• _What you will do_
Every record below should be printed exactly as given.
START Dataset extract
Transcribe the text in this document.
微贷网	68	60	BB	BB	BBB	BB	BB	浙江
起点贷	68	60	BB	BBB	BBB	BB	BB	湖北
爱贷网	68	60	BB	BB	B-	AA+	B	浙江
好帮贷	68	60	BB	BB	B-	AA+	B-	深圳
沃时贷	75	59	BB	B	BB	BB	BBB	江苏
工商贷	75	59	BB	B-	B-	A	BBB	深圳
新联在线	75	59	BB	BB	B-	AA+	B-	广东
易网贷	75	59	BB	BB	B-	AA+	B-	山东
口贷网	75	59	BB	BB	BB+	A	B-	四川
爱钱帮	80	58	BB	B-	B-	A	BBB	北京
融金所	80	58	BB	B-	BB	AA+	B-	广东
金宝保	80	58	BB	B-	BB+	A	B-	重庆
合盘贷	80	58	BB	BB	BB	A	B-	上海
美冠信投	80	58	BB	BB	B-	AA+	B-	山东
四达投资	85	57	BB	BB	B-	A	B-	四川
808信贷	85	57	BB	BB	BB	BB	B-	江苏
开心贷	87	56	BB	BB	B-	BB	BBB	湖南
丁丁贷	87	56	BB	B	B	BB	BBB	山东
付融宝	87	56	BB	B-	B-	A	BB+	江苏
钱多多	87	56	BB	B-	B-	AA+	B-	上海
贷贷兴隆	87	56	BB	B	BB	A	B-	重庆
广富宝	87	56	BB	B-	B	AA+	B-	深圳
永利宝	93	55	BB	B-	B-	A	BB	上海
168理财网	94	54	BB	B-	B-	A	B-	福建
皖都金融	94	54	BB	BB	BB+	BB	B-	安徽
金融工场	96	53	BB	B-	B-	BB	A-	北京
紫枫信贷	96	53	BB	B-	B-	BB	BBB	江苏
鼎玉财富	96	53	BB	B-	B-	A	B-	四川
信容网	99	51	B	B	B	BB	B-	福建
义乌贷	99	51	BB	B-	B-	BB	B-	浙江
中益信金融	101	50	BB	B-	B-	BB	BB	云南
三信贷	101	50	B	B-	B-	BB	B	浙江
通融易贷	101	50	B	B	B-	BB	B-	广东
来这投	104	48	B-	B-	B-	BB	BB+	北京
END Dataset extract
• _Answer below_
Transcribe the text in this document.
微贷网	68	60	BB	BB	BBB	BB	BB	浙江
起点贷	68	60	BB	BBB	BBB	BB	BB	湖北
爱贷网	68	60	BB	BB	B-	AA+	B	浙江
好帮贷	68	60	BB	BB	B-	AA+	B-	深圳
沃时贷	75	59	BB	B	BB	BB	BBB	江苏
工商贷	75	59	BB	B-	B-	A	BBB	深圳
新联在线	75	59	BB	BB	B-	AA+	B-	广东
易网贷	75	59	BB	BB	B-	AA+	B-	山东
口贷网	75	59	BB	BB	BB+	A	B-	四川
爱钱帮	80	58	BB	B-	B-	A	BBB	北京
融金所	80	58	BB	B-	BB	AA+	B-	广东
金宝保	80	58	BB	B-	BB+	A	B-	重庆
合盘贷	80	58	BB	BB	BB	A	B-	上海
美冠信投	80	58	BB	BB	B-	AA+	B-	山东
四达投资	85	57	BB	BB	B-	A	B-	四川
808信贷	85	57	BB	BB	BB	BB	B-	江苏
开心贷	87	56	BB	BB	B-	BB	BBB	湖南
丁丁贷	87	56	BB	B	B	BB	BBB	山东
付融宝	87	56	BB	B-	B-	A	BB+	江苏
钱多多	87	56	BB	B-	B-	AA+	B-	上海
贷贷兴隆	87	56	BB	B	BB	A	B-	重庆
广富宝	87	56	BB	B-	B	AA+	B-	深圳
永利宝	93	55	BB	B-	B-	A	BB	上海
168理财网	94	54	BB	B-	B-	A	B-	福建
皖都金融	94	54	BB	BB	BB+	BB	B-	安徽
金融工场	96	53	BB	B-	B-	BB	A-	北京
紫枫信贷	96	53	BB	B-	B-	BB	BBB	江苏
鼎玉财富	96	53	BB	B-	B-	A	B-	四川
信容网	99	51	B	B	B	BB	B-	福建
义乌贷	99	51	BB	B-	B-	BB	B-	浙江
中益信金融	101	50	BB	B-	B-	BB	BB	云南
三信贷	101	50	B	B-	B-	BB	B	浙江
通融易贷	101	50	B	B	B-	BB	B-	广东
来这投	104	48	B-	B-	B-	BB	BB+	北京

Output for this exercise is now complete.